WHAT IS NEEDED:
Restate all of the entries exactly, dropping any pictures they hold.

(Data entries)
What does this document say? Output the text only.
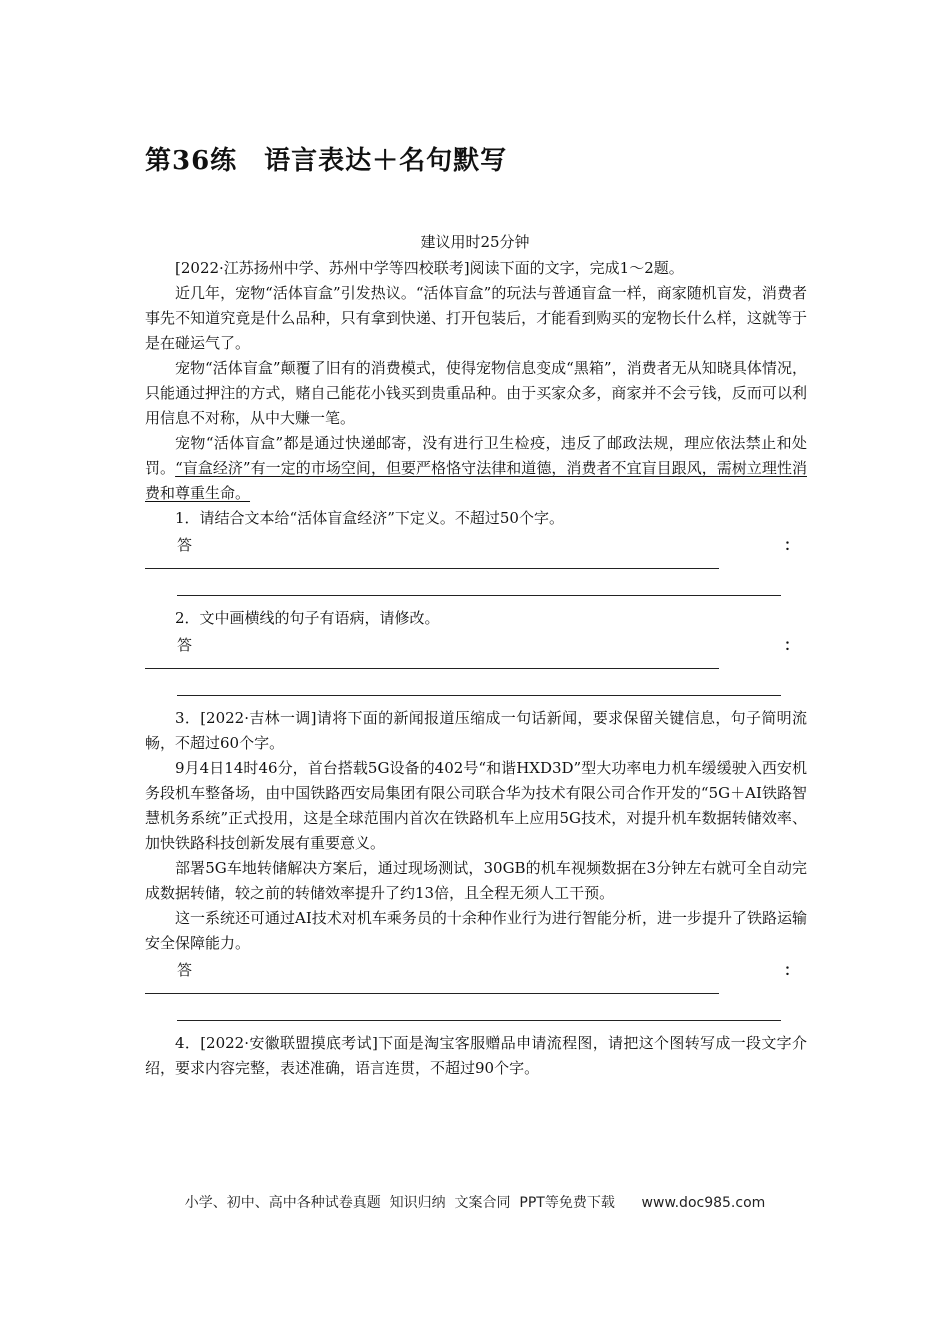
第36练　语言表达＋名句默写
建议用时25分钟

[2022·江苏扬州中学、苏州中学等四校联考]阅读下面的文字，完成1～2题。

近几年，宠物“活体盲盒”引发热议。“活体盲盒”的玩法与普通盲盒一样，商家随机盲发，消费者事先不知道究竟是什么品种，只有拿到快递、打开包装后，才能看到购买的宠物长什么样，这就等于是在碰运气了。

宠物“活体盲盒”颠覆了旧有的消费模式，使得宠物信息变成“黑箱”，消费者无从知晓具体情况，只能通过押注的方式，赌自己能花小钱买到贵重品种。由于买家众多，商家并不会亏钱，反而可以利用信息不对称，从中大赚一笔。

宠物“活体盲盒”都是通过快递邮寄，没有进行卫生检疫，违反了邮政法规，理应依法禁止和处罚。“盲盒经济”有一定的市场空间，但要严格恪守法律和道德，消费者不宜盲目跟风，需树立理性消费和尊重生命。

1．请结合文本给“活体盲盒经济”下定义。不超过50个字。

答	：

2．文中画横线的句子有语病，请修改。

答	：

3．[2022·吉林一调]请将下面的新闻报道压缩成一句话新闻，要求保留关键信息，句子简明流畅，不超过60个字。

9月4日14时46分，首台搭载5G设备的402号“和谐HXD3D”型大功率电力机车缓缓驶入西安机务段机车整备场，由中国铁路西安局集团有限公司联合华为技术有限公司合作开发的“5G＋AI铁路智慧机务系统”正式投用，这是全球范围内首次在铁路机车上应用5G技术，对提升机车数据转储效率、加快铁路科技创新发展有重要意义。

部署5G车地转储解决方案后，通过现场测试，30GB的机车视频数据在3分钟左右就可全自动完成数据转储，较之前的转储效率提升了约13倍，且全程无须人工干预。

这一系统还可通过AI技术对机车乘务员的十余种作业行为进行智能分析，进一步提升了铁路运输安全保障能力。

答	：

4．[2022·安徽联盟摸底考试]下面是淘宝客服赠品申请流程图，请把这个图转写成一段文字介绍，要求内容完整，表述准确，语言连贯，不超过90个字。

小学、初中、高中各种试卷真题  知识归纳  文案合同  PPT等免费下载      www.doc985.com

SOLUTION FOR THIS TASK:
What does this document say? Output the text only.
第36练　语言表达＋名句默写
建议用时25分钟

[2022·江苏扬州中学、苏州中学等四校联考]阅读下面的文字，完成1～2题。

近几年，宠物“活体盲盒”引发热议。“活体盲盒”的玩法与普通盲盒一样，商家随机盲发，消费者事先不知道究竟是什么品种，只有拿到快递、打开包装后，才能看到购买的宠物长什么样，这就等于是在碰运气了。

宠物“活体盲盒”颠覆了旧有的消费模式，使得宠物信息变成“黑箱”，消费者无从知晓具体情况，只能通过押注的方式，赌自己能花小钱买到贵重品种。由于买家众多，商家并不会亏钱，反而可以利用信息不对称，从中大赚一笔。

宠物“活体盲盒”都是通过快递邮寄，没有进行卫生检疫，违反了邮政法规，理应依法禁止和处罚。“盲盒经济”有一定的市场空间，但要严格恪守法律和道德，消费者不宜盲目跟风，需树立理性消费和尊重生命。

1．请结合文本给“活体盲盒经济”下定义。不超过50个字。

答	：

2．文中画横线的句子有语病，请修改。

答	：

3．[2022·吉林一调]请将下面的新闻报道压缩成一句话新闻，要求保留关键信息，句子简明流畅，不超过60个字。

9月4日14时46分，首台搭载5G设备的402号“和谐HXD3D”型大功率电力机车缓缓驶入西安机务段机车整备场，由中国铁路西安局集团有限公司联合华为技术有限公司合作开发的“5G＋AI铁路智慧机务系统”正式投用，这是全球范围内首次在铁路机车上应用5G技术，对提升机车数据转储效率、加快铁路科技创新发展有重要意义。

部署5G车地转储解决方案后，通过现场测试，30GB的机车视频数据在3分钟左右就可全自动完成数据转储，较之前的转储效率提升了约13倍，且全程无须人工干预。

这一系统还可通过AI技术对机车乘务员的十余种作业行为进行智能分析，进一步提升了铁路运输安全保障能力。

答	：

4．[2022·安徽联盟摸底考试]下面是淘宝客服赠品申请流程图，请把这个图转写成一段文字介绍，要求内容完整，表述准确，语言连贯，不超过90个字。

小学、初中、高中各种试卷真题  知识归纳  文案合同  PPT等免费下载      www.doc985.com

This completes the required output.